• _Exercise_:
Read through the records below and copy each line that uses the word "HALion".

• _Data for this exercise_:
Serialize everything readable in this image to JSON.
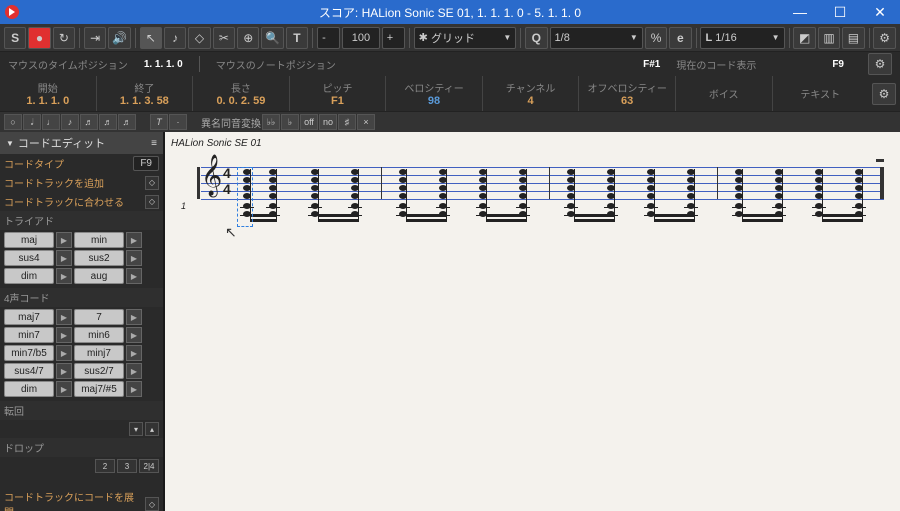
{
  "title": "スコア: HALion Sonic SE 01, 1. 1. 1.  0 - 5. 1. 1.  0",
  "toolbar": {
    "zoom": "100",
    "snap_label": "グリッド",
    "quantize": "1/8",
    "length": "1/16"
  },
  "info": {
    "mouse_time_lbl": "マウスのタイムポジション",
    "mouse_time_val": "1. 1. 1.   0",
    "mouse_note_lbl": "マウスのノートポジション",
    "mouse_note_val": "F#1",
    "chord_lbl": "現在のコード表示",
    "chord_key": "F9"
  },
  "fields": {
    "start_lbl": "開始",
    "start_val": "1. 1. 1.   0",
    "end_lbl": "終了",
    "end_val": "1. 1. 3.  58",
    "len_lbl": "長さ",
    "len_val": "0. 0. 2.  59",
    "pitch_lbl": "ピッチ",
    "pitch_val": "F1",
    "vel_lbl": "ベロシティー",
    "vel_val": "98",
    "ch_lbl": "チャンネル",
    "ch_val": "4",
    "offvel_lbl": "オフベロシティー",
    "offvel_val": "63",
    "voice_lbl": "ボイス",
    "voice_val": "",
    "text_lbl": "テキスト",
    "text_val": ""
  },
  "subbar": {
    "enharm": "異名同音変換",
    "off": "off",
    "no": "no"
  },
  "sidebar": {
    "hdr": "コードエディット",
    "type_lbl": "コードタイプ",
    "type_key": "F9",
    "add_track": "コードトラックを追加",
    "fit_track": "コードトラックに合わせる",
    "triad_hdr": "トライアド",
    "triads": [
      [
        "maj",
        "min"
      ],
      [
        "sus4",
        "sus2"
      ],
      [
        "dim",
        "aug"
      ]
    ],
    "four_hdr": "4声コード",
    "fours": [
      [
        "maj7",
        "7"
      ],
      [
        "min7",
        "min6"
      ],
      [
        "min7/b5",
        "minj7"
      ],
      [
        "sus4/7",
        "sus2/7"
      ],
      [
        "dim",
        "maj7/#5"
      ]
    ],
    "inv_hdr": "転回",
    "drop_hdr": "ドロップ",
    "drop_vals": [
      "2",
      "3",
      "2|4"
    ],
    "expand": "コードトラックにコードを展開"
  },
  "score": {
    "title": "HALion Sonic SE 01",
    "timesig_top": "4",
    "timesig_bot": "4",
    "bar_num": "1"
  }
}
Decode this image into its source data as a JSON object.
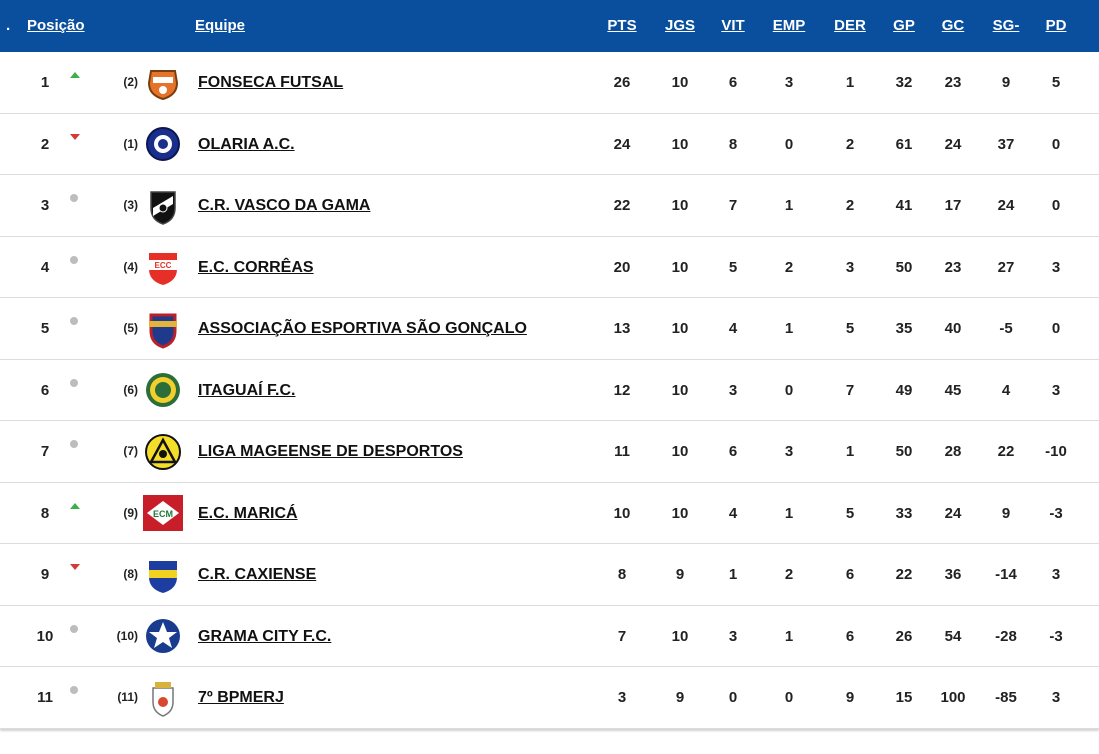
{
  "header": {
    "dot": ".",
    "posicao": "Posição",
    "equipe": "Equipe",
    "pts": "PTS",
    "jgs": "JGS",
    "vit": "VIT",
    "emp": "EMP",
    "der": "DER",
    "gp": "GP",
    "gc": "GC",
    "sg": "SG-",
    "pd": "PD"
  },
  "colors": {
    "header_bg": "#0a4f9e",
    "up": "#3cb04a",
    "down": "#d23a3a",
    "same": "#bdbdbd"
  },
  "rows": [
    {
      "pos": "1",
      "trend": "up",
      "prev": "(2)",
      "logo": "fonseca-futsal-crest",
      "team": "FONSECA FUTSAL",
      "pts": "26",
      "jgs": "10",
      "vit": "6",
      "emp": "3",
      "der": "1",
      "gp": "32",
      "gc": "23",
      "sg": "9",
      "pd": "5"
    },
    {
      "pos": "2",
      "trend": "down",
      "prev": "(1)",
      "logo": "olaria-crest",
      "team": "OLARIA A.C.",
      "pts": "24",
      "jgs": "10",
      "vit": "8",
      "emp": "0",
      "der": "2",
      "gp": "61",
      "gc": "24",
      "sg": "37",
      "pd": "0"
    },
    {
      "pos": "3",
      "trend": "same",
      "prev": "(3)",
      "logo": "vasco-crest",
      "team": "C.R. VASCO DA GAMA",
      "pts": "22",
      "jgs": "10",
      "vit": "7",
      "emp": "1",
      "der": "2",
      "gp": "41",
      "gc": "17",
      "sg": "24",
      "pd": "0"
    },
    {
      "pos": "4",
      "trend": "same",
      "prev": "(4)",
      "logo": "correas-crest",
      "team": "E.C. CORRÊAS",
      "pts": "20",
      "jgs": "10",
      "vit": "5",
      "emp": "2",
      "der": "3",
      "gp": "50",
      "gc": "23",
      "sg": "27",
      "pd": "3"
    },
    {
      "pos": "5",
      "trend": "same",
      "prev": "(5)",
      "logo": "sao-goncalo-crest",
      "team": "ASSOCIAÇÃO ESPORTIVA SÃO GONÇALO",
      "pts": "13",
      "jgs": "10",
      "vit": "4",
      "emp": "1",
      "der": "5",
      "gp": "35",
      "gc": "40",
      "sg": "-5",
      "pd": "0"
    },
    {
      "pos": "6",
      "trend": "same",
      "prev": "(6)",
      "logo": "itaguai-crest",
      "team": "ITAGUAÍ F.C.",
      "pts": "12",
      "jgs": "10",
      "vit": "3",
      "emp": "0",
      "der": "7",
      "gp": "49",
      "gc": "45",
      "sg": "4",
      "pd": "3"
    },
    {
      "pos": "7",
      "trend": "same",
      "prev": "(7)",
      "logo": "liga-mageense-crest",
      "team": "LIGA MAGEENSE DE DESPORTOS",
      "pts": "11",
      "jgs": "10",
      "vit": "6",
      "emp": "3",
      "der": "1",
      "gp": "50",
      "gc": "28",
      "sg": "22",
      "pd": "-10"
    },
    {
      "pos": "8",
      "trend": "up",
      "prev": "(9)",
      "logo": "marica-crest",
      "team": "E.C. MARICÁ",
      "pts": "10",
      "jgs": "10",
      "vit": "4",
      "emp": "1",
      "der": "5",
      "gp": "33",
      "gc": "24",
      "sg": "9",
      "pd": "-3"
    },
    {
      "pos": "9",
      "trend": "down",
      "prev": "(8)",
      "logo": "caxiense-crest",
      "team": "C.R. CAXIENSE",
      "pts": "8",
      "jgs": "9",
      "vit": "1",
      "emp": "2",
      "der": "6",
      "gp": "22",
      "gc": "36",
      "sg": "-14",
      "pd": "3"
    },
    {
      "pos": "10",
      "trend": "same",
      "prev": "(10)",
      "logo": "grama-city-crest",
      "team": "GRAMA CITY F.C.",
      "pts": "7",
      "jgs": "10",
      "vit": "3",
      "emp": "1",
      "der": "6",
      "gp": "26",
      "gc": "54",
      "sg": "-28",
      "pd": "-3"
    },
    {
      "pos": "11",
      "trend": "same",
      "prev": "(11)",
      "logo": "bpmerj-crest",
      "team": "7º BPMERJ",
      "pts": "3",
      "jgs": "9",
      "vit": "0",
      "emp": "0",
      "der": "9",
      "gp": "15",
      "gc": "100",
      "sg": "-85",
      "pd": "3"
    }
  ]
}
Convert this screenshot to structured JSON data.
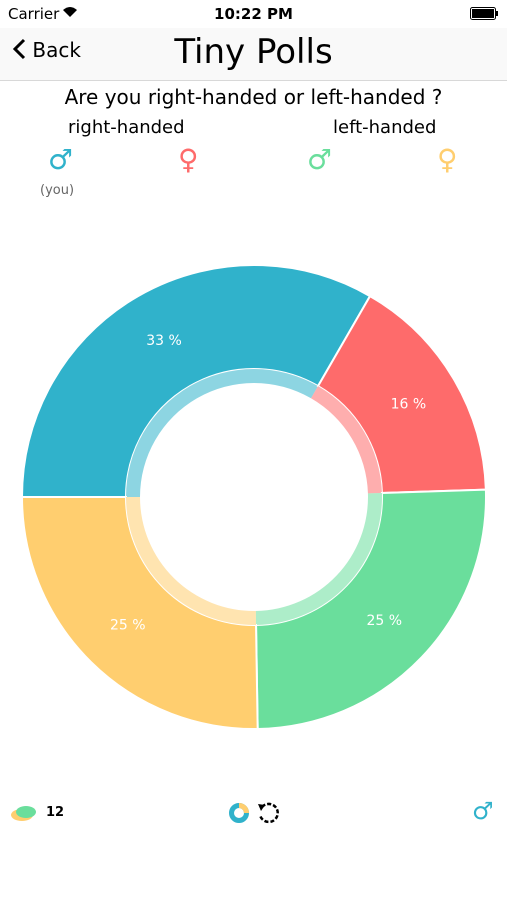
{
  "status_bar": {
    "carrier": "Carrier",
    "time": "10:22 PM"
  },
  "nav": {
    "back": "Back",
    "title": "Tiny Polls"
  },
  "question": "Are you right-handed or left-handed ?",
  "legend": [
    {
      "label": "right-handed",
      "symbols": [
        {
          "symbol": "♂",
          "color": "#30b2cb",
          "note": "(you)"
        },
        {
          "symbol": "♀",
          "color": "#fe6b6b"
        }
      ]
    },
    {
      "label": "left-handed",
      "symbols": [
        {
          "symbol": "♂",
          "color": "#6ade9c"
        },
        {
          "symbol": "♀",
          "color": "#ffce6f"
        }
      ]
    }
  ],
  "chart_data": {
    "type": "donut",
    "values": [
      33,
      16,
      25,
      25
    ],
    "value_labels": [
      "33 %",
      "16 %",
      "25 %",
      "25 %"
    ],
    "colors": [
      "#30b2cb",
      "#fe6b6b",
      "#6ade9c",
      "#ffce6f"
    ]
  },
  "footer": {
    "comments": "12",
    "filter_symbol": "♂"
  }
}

• _Written answer_:
  "title": "スコア: HALion Sonic SE 01, 1. 1. 1.  0 - 5. 1. 1.  0",
    "title": "HALion Sonic SE 01",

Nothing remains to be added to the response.